Stated goal: Every record must be repeated exactly; omit any pictures they contain.

[Items from a data source]
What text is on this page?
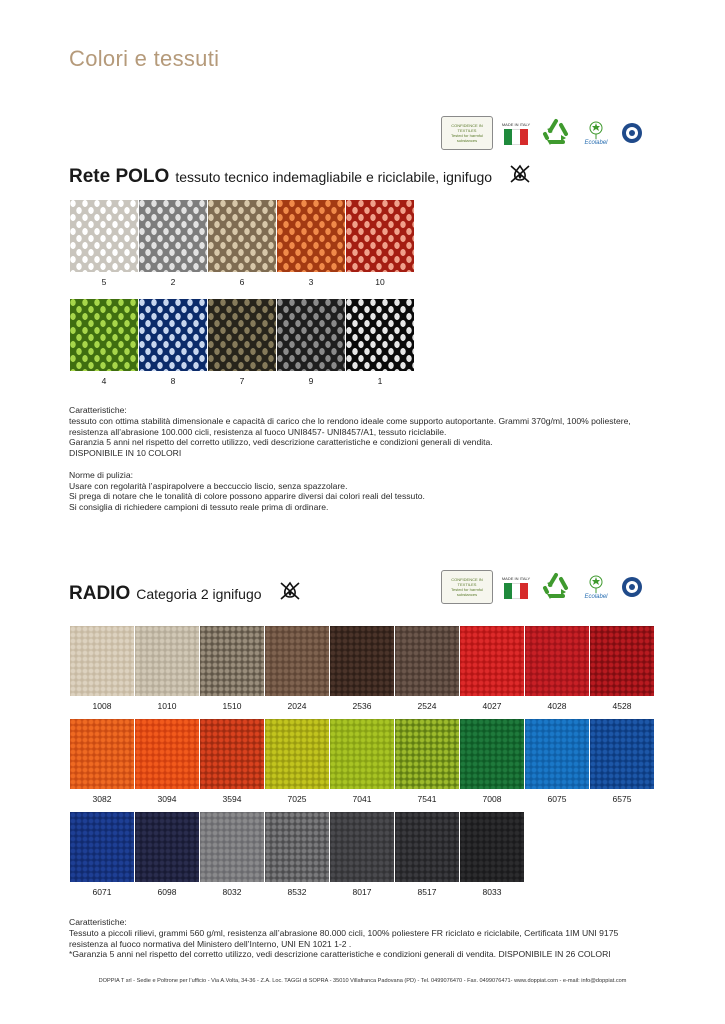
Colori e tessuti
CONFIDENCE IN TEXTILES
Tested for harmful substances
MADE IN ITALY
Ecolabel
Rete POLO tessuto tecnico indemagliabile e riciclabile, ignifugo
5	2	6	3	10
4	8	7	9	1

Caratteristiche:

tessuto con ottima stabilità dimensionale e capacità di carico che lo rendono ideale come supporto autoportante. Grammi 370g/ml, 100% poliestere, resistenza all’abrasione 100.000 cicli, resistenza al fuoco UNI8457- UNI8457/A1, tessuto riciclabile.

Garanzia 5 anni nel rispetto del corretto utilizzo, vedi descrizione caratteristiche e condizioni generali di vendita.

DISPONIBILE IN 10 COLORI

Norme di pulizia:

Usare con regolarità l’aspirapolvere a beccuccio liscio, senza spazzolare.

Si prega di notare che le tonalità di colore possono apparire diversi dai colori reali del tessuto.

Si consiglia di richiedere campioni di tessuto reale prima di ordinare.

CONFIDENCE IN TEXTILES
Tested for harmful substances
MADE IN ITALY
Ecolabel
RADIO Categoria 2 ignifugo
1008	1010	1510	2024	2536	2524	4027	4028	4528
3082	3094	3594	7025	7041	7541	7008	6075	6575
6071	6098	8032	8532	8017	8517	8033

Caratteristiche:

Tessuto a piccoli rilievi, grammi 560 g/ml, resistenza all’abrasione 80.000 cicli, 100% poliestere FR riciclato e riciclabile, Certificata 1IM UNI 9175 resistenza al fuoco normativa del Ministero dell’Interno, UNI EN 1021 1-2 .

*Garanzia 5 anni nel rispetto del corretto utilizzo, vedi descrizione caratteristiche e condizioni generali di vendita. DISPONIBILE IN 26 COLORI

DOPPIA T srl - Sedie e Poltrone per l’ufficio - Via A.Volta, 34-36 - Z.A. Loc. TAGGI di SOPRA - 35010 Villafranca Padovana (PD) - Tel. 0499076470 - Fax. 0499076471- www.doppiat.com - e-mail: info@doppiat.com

Reply:
What text is on this page?
Colori e tessuti
CONFIDENCE IN TEXTILES
Tested for harmful substances
MADE IN ITALY
Ecolabel
Rete POLO tessuto tecnico indemagliabile e riciclabile, ignifugo
5	2	6	3	10
4	8	7	9	1

Caratteristiche:

tessuto con ottima stabilità dimensionale e capacità di carico che lo rendono ideale come supporto autoportante. Grammi 370g/ml, 100% poliestere, resistenza all’abrasione 100.000 cicli, resistenza al fuoco UNI8457- UNI8457/A1, tessuto riciclabile.

Garanzia 5 anni nel rispetto del corretto utilizzo, vedi descrizione caratteristiche e condizioni generali di vendita.

DISPONIBILE IN 10 COLORI

Norme di pulizia:

Usare con regolarità l’aspirapolvere a beccuccio liscio, senza spazzolare.

Si prega di notare che le tonalità di colore possono apparire diversi dai colori reali del tessuto.

Si consiglia di richiedere campioni di tessuto reale prima di ordinare.

CONFIDENCE IN TEXTILES
Tested for harmful substances
MADE IN ITALY
Ecolabel
RADIO Categoria 2 ignifugo
1008	1010	1510	2024	2536	2524	4027	4028	4528
3082	3094	3594	7025	7041	7541	7008	6075	6575
6071	6098	8032	8532	8017	8517	8033

Caratteristiche:

Tessuto a piccoli rilievi, grammi 560 g/ml, resistenza all’abrasione 80.000 cicli, 100% poliestere FR riciclato e riciclabile, Certificata 1IM UNI 9175 resistenza al fuoco normativa del Ministero dell’Interno, UNI EN 1021 1-2 .

*Garanzia 5 anni nel rispetto del corretto utilizzo, vedi descrizione caratteristiche e condizioni generali di vendita. DISPONIBILE IN 26 COLORI

DOPPIA T srl - Sedie e Poltrone per l’ufficio - Via A.Volta, 34-36 - Z.A. Loc. TAGGI di SOPRA - 35010 Villafranca Padovana (PD) - Tel. 0499076470 - Fax. 0499076471- www.doppiat.com - e-mail: info@doppiat.com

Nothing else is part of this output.